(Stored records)
☆ ☆ ☆

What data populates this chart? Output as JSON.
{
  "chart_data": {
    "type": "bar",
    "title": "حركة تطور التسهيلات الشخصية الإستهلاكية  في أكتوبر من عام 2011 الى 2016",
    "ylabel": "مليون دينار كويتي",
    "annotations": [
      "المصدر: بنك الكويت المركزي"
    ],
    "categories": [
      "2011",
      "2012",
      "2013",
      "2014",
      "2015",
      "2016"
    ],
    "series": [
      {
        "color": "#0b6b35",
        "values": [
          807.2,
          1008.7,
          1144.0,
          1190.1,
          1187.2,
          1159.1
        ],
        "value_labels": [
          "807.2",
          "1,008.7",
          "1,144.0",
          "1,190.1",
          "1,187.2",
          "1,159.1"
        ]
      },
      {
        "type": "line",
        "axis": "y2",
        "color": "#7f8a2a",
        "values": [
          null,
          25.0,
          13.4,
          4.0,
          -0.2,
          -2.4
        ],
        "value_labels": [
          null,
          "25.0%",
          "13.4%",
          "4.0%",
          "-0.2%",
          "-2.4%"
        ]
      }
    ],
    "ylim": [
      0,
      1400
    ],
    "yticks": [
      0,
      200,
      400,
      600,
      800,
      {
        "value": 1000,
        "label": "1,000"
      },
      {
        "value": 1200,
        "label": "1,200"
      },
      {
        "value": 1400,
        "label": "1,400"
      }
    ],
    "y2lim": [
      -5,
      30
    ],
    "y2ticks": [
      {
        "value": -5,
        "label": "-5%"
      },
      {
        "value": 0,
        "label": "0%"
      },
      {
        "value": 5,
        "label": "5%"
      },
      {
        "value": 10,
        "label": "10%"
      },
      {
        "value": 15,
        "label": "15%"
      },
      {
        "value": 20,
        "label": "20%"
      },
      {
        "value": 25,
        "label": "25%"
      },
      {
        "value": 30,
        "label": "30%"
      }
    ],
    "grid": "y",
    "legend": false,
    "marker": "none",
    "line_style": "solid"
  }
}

☆ ☆ ☆

Problem to work on
Every record above needs to be repeated word for word.

Exercise response
What data populates this chart? Output as JSON.
{
  "chart_data": {
    "type": "bar",
    "title": "حركة تطور التسهيلات الشخصية الإستهلاكية  في أكتوبر من عام 2011 الى 2016",
    "ylabel": "مليون دينار كويتي",
    "annotations": [
      "المصدر: بنك الكويت المركزي"
    ],
    "categories": [
      "2011",
      "2012",
      "2013",
      "2014",
      "2015",
      "2016"
    ],
    "series": [
      {
        "color": "#0b6b35",
        "values": [
          807.2,
          1008.7,
          1144.0,
          1190.1,
          1187.2,
          1159.1
        ],
        "value_labels": [
          "807.2",
          "1,008.7",
          "1,144.0",
          "1,190.1",
          "1,187.2",
          "1,159.1"
        ]
      },
      {
        "type": "line",
        "axis": "y2",
        "color": "#7f8a2a",
        "values": [
          null,
          25.0,
          13.4,
          4.0,
          -0.2,
          -2.4
        ],
        "value_labels": [
          null,
          "25.0%",
          "13.4%",
          "4.0%",
          "-0.2%",
          "-2.4%"
        ]
      }
    ],
    "ylim": [
      0,
      1400
    ],
    "yticks": [
      0,
      200,
      400,
      600,
      800,
      {
        "value": 1000,
        "label": "1,000"
      },
      {
        "value": 1200,
        "label": "1,200"
      },
      {
        "value": 1400,
        "label": "1,400"
      }
    ],
    "y2lim": [
      -5,
      30
    ],
    "y2ticks": [
      {
        "value": -5,
        "label": "-5%"
      },
      {
        "value": 0,
        "label": "0%"
      },
      {
        "value": 5,
        "label": "5%"
      },
      {
        "value": 10,
        "label": "10%"
      },
      {
        "value": 15,
        "label": "15%"
      },
      {
        "value": 20,
        "label": "20%"
      },
      {
        "value": 25,
        "label": "25%"
      },
      {
        "value": 30,
        "label": "30%"
      }
    ],
    "grid": "y",
    "legend": false,
    "marker": "none",
    "line_style": "solid"
  }
}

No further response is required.